>> Begin

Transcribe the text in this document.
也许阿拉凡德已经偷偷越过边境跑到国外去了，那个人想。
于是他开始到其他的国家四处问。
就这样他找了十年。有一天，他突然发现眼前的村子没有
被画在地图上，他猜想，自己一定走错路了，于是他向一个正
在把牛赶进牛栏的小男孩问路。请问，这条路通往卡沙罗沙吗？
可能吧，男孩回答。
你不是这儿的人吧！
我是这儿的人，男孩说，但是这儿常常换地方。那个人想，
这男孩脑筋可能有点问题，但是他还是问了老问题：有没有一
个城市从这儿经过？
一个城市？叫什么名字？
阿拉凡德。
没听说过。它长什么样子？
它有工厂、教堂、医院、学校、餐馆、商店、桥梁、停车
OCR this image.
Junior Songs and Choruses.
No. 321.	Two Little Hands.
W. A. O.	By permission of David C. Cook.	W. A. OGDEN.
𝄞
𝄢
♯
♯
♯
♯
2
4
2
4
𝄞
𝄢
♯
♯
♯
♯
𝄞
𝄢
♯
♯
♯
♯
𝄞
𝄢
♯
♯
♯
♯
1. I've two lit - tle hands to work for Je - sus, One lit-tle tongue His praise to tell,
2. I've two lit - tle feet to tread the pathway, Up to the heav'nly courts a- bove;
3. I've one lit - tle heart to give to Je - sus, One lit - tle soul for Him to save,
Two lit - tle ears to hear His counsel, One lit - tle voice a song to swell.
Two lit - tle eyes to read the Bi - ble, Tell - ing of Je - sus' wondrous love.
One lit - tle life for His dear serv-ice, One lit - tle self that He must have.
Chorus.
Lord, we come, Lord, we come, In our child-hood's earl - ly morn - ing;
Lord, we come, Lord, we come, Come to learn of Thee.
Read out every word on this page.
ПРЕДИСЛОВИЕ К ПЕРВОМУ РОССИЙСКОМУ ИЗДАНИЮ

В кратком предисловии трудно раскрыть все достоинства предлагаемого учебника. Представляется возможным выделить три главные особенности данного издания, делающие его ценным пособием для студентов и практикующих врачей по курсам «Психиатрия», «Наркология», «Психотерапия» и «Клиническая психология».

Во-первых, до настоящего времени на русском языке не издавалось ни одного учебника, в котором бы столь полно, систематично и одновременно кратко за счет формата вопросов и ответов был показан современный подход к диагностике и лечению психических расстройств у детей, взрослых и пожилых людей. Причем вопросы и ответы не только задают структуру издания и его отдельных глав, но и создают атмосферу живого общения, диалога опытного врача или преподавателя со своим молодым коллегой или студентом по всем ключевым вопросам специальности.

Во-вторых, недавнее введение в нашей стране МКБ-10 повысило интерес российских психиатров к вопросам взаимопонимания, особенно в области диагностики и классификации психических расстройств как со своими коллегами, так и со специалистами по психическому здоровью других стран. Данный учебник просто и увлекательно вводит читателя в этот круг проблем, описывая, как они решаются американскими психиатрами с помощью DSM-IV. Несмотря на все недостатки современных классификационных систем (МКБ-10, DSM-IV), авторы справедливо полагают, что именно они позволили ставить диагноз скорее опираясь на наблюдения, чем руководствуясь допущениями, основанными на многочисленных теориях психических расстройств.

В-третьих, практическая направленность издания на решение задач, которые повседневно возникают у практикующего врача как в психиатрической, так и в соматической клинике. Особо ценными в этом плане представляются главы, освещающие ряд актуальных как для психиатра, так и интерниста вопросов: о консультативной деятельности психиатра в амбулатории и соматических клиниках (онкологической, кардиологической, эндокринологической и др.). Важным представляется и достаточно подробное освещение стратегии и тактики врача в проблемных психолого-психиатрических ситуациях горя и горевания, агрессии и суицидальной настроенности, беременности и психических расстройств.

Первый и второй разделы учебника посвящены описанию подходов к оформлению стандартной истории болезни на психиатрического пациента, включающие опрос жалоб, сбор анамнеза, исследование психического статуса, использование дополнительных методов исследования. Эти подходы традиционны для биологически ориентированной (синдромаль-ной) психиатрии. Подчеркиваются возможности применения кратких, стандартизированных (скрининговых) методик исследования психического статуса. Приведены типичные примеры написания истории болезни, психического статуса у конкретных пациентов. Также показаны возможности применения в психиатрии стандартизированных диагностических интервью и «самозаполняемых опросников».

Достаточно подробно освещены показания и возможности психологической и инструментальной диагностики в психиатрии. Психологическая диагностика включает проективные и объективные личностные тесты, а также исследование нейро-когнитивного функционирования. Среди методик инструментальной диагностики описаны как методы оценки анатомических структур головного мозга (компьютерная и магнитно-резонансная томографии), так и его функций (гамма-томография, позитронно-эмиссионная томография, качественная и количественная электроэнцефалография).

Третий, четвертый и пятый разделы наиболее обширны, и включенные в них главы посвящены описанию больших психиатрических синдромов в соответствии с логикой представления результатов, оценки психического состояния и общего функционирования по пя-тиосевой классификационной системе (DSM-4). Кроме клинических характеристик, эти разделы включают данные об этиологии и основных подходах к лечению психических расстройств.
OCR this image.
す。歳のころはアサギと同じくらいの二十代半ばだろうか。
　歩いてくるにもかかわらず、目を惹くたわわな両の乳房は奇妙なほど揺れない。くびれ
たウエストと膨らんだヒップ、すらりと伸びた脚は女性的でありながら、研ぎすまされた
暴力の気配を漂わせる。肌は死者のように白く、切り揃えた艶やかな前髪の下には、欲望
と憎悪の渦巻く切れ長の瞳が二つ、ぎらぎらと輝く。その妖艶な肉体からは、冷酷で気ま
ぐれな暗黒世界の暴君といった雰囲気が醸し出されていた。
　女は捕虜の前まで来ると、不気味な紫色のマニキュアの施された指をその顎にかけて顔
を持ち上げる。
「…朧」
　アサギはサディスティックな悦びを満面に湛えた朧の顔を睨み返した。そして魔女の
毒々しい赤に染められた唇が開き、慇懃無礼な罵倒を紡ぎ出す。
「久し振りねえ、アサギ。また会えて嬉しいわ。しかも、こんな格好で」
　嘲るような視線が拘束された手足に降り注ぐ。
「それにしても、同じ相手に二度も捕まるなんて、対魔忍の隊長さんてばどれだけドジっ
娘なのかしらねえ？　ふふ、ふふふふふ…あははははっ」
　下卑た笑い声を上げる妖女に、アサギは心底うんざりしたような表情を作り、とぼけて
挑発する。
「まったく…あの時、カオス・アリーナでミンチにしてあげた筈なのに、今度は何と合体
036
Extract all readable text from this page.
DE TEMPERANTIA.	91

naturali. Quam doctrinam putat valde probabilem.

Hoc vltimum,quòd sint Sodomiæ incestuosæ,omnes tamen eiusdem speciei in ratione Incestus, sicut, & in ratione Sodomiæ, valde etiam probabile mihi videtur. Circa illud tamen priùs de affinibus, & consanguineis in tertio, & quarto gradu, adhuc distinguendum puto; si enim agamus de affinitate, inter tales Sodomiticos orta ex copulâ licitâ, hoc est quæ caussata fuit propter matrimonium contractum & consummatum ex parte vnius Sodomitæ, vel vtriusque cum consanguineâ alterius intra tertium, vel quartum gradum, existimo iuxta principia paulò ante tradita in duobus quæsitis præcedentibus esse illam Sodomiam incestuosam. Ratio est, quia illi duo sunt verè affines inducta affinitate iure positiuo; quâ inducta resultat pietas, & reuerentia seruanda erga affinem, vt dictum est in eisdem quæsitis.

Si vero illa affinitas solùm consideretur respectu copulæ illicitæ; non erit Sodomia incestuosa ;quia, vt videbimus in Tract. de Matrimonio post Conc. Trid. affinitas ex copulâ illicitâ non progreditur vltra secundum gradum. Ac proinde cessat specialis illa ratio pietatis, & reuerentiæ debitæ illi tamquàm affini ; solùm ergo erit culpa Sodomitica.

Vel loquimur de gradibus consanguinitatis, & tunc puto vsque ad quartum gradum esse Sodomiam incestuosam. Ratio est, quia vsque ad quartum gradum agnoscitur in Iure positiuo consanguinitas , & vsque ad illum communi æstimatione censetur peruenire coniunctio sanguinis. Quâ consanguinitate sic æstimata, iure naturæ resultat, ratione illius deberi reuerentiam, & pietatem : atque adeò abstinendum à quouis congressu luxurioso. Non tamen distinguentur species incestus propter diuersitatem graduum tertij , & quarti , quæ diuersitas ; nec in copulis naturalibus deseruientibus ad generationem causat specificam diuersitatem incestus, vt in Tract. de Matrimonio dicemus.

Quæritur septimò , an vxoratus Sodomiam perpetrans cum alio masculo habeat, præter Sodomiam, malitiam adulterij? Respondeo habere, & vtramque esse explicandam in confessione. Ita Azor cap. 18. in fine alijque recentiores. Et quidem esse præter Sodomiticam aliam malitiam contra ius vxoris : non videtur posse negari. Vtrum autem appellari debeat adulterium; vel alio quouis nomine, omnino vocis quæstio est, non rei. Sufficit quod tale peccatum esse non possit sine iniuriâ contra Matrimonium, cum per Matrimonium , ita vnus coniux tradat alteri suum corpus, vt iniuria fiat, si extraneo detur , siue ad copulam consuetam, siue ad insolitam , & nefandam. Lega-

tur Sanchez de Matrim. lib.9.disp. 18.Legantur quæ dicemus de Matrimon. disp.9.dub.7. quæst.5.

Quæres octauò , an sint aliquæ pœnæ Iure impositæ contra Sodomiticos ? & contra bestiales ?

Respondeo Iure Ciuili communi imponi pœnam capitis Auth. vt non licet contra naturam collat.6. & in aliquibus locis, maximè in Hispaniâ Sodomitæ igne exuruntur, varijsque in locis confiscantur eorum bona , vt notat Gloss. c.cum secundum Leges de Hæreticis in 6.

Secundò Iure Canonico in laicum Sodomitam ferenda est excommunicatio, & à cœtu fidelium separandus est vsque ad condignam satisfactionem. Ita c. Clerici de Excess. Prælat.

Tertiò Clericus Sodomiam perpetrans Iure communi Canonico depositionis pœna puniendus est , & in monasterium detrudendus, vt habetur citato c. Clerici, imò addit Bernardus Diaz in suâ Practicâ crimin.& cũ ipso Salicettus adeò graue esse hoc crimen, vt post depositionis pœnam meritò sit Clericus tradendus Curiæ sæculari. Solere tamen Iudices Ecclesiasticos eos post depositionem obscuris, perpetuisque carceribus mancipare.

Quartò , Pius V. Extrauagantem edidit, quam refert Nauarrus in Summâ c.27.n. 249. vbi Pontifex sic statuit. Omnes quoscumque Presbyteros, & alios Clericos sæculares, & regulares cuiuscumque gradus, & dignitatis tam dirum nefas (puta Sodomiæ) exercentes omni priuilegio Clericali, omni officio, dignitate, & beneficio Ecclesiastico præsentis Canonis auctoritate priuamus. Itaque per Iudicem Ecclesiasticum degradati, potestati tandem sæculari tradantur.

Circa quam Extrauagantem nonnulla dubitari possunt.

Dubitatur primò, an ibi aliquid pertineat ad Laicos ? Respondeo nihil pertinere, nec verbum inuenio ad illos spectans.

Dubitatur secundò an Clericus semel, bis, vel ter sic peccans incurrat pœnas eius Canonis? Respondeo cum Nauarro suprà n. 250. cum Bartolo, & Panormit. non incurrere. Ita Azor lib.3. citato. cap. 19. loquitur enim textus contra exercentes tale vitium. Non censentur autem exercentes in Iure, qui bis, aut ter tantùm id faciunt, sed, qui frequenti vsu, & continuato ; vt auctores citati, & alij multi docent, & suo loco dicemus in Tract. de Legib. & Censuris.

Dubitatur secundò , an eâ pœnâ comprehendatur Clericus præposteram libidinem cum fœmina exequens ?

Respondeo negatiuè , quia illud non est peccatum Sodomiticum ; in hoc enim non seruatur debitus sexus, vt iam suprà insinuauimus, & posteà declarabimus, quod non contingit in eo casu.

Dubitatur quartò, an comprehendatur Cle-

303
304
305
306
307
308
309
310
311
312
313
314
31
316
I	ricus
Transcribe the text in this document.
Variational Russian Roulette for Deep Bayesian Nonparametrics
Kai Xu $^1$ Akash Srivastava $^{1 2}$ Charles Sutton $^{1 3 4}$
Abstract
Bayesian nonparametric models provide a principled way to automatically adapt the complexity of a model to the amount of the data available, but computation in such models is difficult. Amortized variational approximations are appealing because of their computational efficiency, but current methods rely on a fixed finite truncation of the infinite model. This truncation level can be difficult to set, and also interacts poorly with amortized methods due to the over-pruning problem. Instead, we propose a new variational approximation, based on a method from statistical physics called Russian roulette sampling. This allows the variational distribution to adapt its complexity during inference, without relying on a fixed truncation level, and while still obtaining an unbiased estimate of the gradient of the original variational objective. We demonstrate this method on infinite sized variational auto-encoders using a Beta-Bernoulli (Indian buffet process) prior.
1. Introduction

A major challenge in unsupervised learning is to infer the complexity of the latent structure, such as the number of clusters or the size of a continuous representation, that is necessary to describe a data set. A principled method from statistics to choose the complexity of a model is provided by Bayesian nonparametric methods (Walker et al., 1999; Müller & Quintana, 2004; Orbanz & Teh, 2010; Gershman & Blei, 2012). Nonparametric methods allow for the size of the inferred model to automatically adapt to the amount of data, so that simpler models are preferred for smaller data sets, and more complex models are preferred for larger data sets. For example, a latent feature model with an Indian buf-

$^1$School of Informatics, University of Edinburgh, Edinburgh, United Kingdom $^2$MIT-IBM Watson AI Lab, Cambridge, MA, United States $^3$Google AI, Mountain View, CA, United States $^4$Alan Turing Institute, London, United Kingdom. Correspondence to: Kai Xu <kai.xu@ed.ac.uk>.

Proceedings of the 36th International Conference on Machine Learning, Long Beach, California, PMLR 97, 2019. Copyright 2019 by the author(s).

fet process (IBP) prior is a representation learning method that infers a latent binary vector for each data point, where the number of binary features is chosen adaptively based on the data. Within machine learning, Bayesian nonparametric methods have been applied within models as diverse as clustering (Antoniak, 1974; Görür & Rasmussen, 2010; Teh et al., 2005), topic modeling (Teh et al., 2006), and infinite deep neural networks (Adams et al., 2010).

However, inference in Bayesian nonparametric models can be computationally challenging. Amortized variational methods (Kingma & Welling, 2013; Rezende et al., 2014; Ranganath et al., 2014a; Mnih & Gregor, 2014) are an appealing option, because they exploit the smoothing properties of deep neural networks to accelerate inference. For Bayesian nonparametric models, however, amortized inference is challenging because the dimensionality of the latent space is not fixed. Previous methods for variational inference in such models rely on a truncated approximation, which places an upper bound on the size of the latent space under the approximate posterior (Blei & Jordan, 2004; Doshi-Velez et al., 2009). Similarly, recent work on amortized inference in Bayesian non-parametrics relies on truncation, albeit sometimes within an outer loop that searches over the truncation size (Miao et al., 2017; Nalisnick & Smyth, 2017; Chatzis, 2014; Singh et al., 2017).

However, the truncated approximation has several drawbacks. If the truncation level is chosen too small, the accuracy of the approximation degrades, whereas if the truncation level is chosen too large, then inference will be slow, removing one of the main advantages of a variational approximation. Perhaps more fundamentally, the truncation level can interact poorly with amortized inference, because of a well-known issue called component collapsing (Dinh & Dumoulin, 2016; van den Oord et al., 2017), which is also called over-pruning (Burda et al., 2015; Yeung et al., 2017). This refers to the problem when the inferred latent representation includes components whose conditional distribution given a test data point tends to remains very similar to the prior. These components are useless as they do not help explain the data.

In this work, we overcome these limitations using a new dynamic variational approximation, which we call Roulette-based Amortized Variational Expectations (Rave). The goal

>> End

Search the entries for "page" and copy out each line that has it.

» **ANSWER TO THE PROBLEM**
Read out every word on this page.
Extract all readable text from this page.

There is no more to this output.